**EJERCICIO**
Continúa el relato «Caritas romana» a partir de su última oración.

**RELATO**
28 de marzo de 2024

Caritas romana

Abogado, experto en servicios públicos. Lector. Librero. Catedrático en universidades de Manizales. Ornitólogo aficionado.
17 de julio de 2020
Por Pablo Felipe Arango
Por Pablo Felipe Arango
Abogado, experto en servicios públicos. Lector. Librero. Catedrático en universidades de Manizales. Ornitólogo aficionado.
17 de julio de 2020

Sus pasos eran firmes, los pies iban descansando sobre el suelo con cadencia y seguridad, los músculos aún obedecían sin dudar a su cerebro y este no se debatía. La miraba embelesado mientras le iba conversando, como si fuera un amante apasionado. Ella, menos segura que él, caminando de lado, casi como esperando que él diera un paso en falso, presta a socorrerlo, iba vestida de blanco hasta sus zapatos, ropa interior incluida.  Llevaba el uniforme de enfermera ajustado a su cuerpo, tanto como le había sido posible ajustarlo a la costurera. Un mínimo esfuerzo, la intempestiva necesidad de socorrer al hombre en su, esperada, caída, hubiera puesto en riesgo cualquiera de las costuras y habría quedado al descubierto aquella piel trigueña, sensual y desbordante.  Él habría dado los restos de su vida por un instante así, que le permitiera ver, tal vez tocar, aquella voluptuosidad apenas contenida tras esa tela blanca y traslucida.

El sendero por el que caminaban estaba cubierto de musgo, era un riesgo para ambos, al menos para los huesos del hombre y para la blancura del uniforme.  Ella le tomó la mano y él aprovecho para cogerla como si fuera su mujer, anulando de un tajo cualquier conmiseración o debilidad; ella, sin embargo, persistía en cierta delicadeza sanitaria.

Cruzaron la calle tomados de la mano, ella como su asistente, él como un amoroso. Pero -cuidado lector, aquí aparece Pero– el maldito uniforme desentonaba. Lo ponía a él en evidencia y a ella la libraba de la malicia que provoca la sustancial diferencia de edades.

Subieron la cuesta a un paso rápido y cadencioso. Seguro iban camino al apartamento del hombre. A partir de acá solo vienen burdas elucubraciones; resultado tal vez de la desbocada imaginación de mi propio futuro, o del que habría soñado mi padre, que justo apenas entrar a la clínica, poco antes de que le declararan su enfermedad incurable, que unos días después le provocaría su muerte, hizo brillar sus ojos emocionado ante la hermosura de la médica, que delicadamente lo atendió: otro ser lo roía por dentro, y él, en cambio, atendiendo sus instintos, pensaba atrevidamente en la mujer que tenía al frente.

**REGISTROS DE DATOS**

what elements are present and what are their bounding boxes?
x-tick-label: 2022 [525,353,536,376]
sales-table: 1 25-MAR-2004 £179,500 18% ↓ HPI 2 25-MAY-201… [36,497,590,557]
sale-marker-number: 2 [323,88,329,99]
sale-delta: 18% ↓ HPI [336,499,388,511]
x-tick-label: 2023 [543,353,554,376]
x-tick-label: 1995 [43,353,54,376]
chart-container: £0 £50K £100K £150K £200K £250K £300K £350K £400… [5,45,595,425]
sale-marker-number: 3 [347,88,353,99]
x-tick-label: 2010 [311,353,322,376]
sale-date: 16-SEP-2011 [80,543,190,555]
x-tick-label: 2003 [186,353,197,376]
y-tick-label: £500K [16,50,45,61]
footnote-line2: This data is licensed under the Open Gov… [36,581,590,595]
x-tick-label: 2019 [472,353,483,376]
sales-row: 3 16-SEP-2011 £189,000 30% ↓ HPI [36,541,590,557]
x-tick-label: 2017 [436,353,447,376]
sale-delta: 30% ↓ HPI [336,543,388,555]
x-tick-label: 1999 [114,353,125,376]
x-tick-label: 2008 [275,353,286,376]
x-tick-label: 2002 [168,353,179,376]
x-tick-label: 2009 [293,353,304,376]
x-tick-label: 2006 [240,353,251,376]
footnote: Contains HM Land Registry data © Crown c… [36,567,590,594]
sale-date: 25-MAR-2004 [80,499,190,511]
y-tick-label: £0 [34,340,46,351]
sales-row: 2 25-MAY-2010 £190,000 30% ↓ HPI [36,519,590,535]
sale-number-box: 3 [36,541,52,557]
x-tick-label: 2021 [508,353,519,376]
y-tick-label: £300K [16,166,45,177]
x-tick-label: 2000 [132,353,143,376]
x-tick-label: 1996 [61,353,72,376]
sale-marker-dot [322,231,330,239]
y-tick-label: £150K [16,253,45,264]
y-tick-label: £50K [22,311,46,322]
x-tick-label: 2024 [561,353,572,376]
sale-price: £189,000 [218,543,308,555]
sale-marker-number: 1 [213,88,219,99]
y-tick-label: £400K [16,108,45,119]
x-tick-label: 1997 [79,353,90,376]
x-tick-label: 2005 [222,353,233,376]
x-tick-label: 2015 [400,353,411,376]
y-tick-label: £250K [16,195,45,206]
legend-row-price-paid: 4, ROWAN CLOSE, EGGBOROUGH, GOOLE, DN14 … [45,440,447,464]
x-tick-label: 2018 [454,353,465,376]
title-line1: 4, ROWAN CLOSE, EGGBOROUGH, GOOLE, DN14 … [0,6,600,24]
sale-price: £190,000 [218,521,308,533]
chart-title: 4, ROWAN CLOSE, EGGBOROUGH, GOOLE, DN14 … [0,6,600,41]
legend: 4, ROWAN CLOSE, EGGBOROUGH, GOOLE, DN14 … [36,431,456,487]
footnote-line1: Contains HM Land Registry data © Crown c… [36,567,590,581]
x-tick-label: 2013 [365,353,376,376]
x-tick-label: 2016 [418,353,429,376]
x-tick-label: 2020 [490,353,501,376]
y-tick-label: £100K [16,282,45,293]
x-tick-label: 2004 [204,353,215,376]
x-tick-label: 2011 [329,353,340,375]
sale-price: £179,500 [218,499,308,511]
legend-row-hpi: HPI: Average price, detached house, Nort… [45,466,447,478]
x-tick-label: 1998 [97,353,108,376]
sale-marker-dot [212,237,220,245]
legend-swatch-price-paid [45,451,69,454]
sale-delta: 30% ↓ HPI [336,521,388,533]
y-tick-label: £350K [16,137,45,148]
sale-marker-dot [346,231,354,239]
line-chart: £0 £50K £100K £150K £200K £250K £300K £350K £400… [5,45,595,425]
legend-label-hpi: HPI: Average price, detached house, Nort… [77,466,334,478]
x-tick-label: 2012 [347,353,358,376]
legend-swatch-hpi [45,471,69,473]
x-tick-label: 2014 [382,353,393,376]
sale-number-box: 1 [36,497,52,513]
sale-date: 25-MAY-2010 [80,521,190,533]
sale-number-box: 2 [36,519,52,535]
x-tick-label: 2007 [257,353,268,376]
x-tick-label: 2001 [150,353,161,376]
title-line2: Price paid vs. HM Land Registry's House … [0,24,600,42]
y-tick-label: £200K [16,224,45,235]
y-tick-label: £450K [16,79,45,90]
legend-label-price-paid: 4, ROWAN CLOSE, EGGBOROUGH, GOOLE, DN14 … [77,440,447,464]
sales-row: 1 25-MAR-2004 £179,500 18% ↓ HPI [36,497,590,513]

**RESPUESTA**
Volvamos al anciano y a la enfermera; habrán llegado al edificio tomados de la mano. Él habrá soñado con que la caminata fuera eterna. Supongo que, a esa edad, si aún se ama la existencia, uno quiere que cada instante se extienda eternamente. Habrán subido las escaleras o el ascensor, y se habrán sentado en la misma mesa, uno frente al otro.  Ella, paciente y solícita como seguro se lo habrán pedido las hijas que la han contratado, le habrá rogado que coma un poco y se hidrate, nada de café, ni alcohol, solo aguas saborizadas y un batido nutritivo, pero insípido y artificial. Él, la habrá mirado con deseo, provocado aún más, por aquella blusa ceñida que amenaza con soltar algún botón de un momento a otro y dejar al descubierto lo que lo atormenta cada noche desde que ella apareció en su apartamento, contratada con el fin de que le hiciera compañía durante el día, y le evitara las molestias provocadas por los olvidos recurrentes.

Pero -lector, otra vez Pero– el cuerpo del viejo está entero, y la mente también, solo que ahora, como escribió el poeta Ted Kooser: “No hay ni inquietud ni impaciencia ni rabia a la vista”; solo tiene existencia pura, su único afán es vivir el presente sin agotar los segundos y minutos, como si fueran metas volantes. Por eso habrá dejado que la enfermera haga lo que tiene que hacer, hasta quedarse nuevamente solo en la noche, mirando por la ventana, con un vaso de ensure en la mano, mientras recuerda mentalmente las casi infinitas pinturas que representan la Caritas romana; y entonces, se excitará un poco, solo un poco, nada comprometedor. Intentará dormir más tarde, pensando, porque ya no sueña, sino que se queda en ese estado de vigilia que es más atractivo que el sueño mismo, que ella es una creación de Rubens, y él, un pervertido Cimón que recibe el pecho de la compasiva y hermosa Pero.